• DATASET:
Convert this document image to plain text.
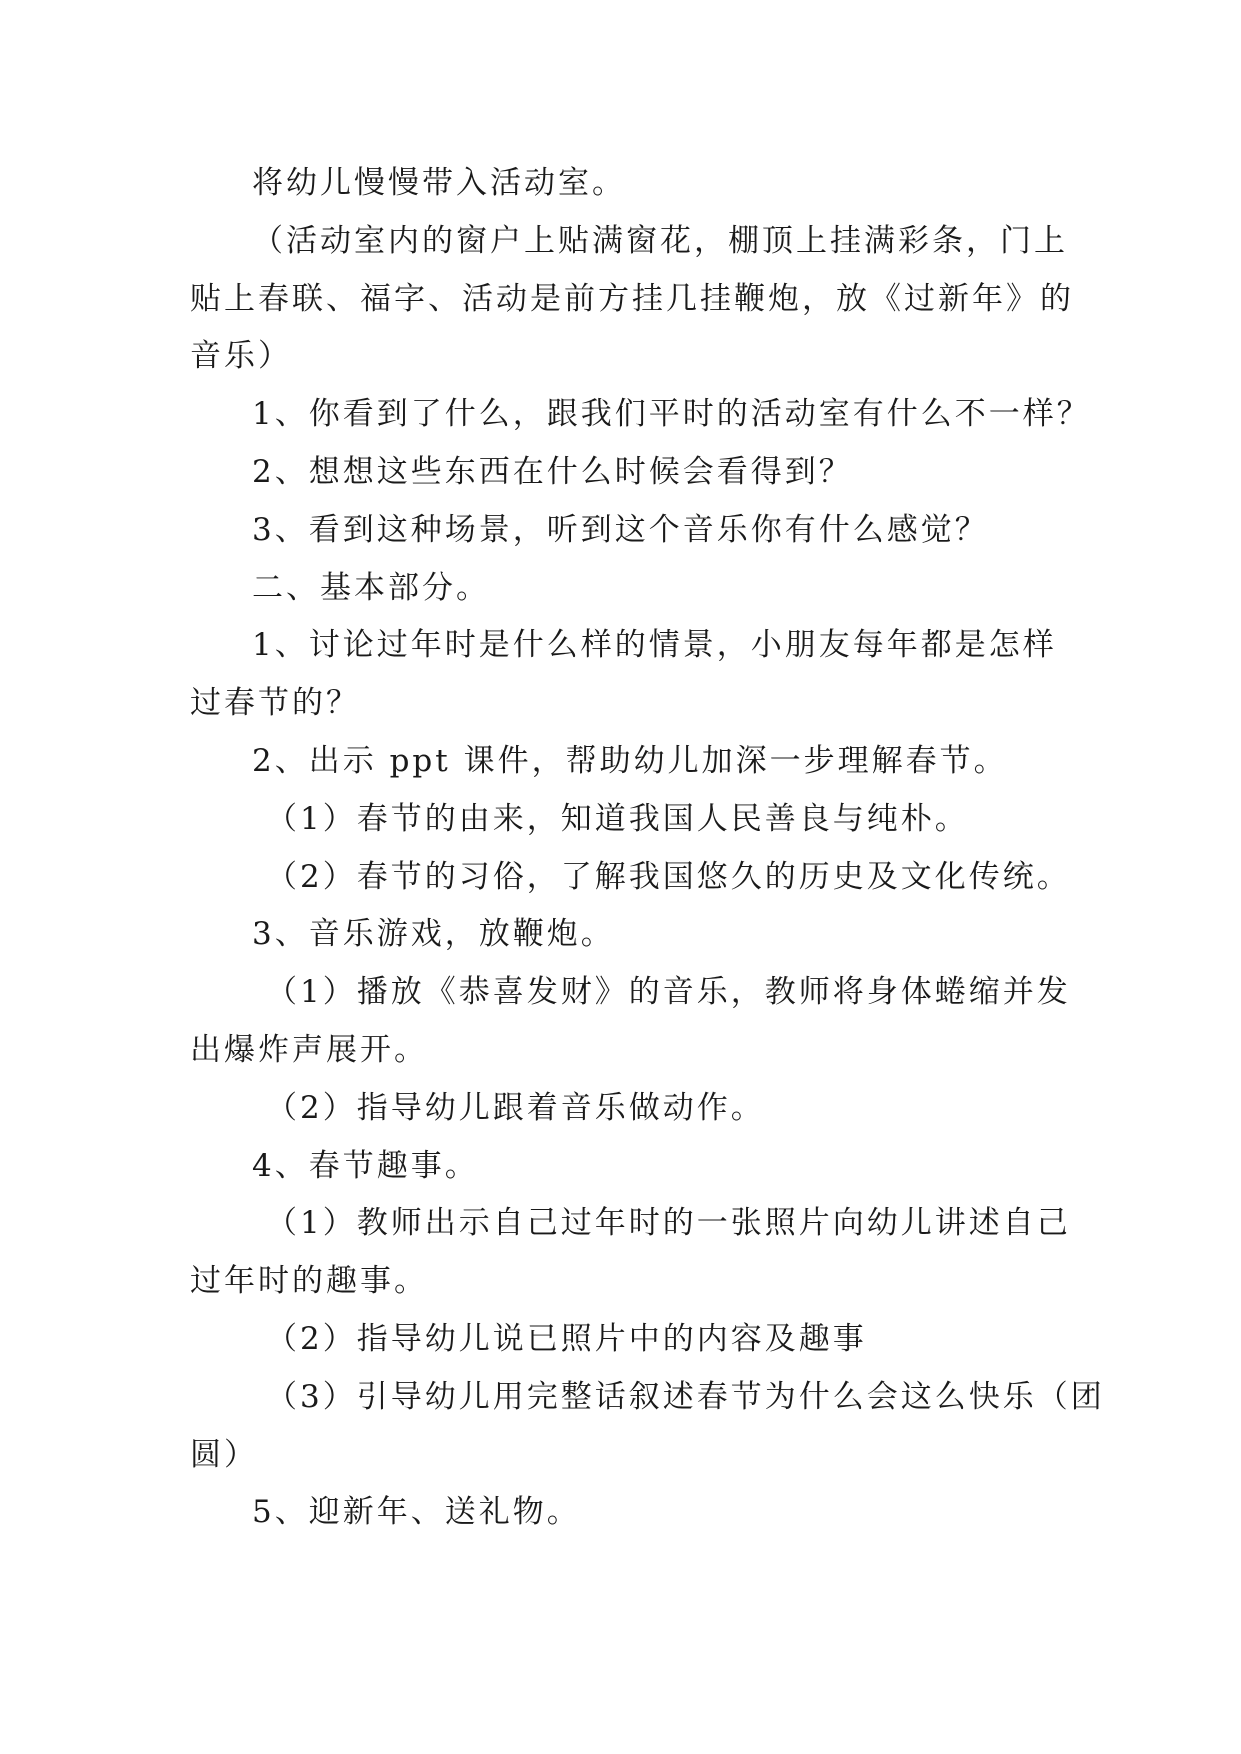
将幼儿慢慢带入活动室。
（活动室内的窗户上贴满窗花，棚顶上挂满彩条，门上
贴上春联、福字、活动是前方挂几挂鞭炮，放《过新年》的
音乐）
1、你看到了什么，跟我们平时的活动室有什么不一样？
2、想想这些东西在什么时候会看得到？
3、看到这种场景，听到这个音乐你有什么感觉？
二、基本部分。
1、讨论过年时是什么样的情景，小朋友每年都是怎样
过春节的？
2、出示 ppt 课件，帮助幼儿加深一步理解春节。
（1）春节的由来，知道我国人民善良与纯朴。
（2）春节的习俗，了解我国悠久的历史及文化传统。
3、音乐游戏，放鞭炮。
（1）播放《恭喜发财》的音乐，教师将身体蜷缩并发
出爆炸声展开。
（2）指导幼儿跟着音乐做动作。
4、春节趣事。
（1）教师出示自己过年时的一张照片向幼儿讲述自己
过年时的趣事。
（2）指导幼儿说已照片中的内容及趣事
（3）引导幼儿用完整话叙述春节为什么会这么快乐（团
圆）
5、迎新年、送礼物。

• PROBLEM DETAILS:
All of the entries need to be transcribed word for word; pictures are left out.

• ANSWER IN FULL:
Convert this document image to plain text.
将幼儿慢慢带入活动室。
（活动室内的窗户上贴满窗花，棚顶上挂满彩条，门上
贴上春联、福字、活动是前方挂几挂鞭炮，放《过新年》的
音乐）
1、你看到了什么，跟我们平时的活动室有什么不一样？
2、想想这些东西在什么时候会看得到？
3、看到这种场景，听到这个音乐你有什么感觉？
二、基本部分。
1、讨论过年时是什么样的情景，小朋友每年都是怎样
过春节的？
2、出示 ppt 课件，帮助幼儿加深一步理解春节。
（1）春节的由来，知道我国人民善良与纯朴。
（2）春节的习俗，了解我国悠久的历史及文化传统。
3、音乐游戏，放鞭炮。
（1）播放《恭喜发财》的音乐，教师将身体蜷缩并发
出爆炸声展开。
（2）指导幼儿跟着音乐做动作。
4、春节趣事。
（1）教师出示自己过年时的一张照片向幼儿讲述自己
过年时的趣事。
（2）指导幼儿说已照片中的内容及趣事
（3）引导幼儿用完整话叙述春节为什么会这么快乐（团
圆）
5、迎新年、送礼物。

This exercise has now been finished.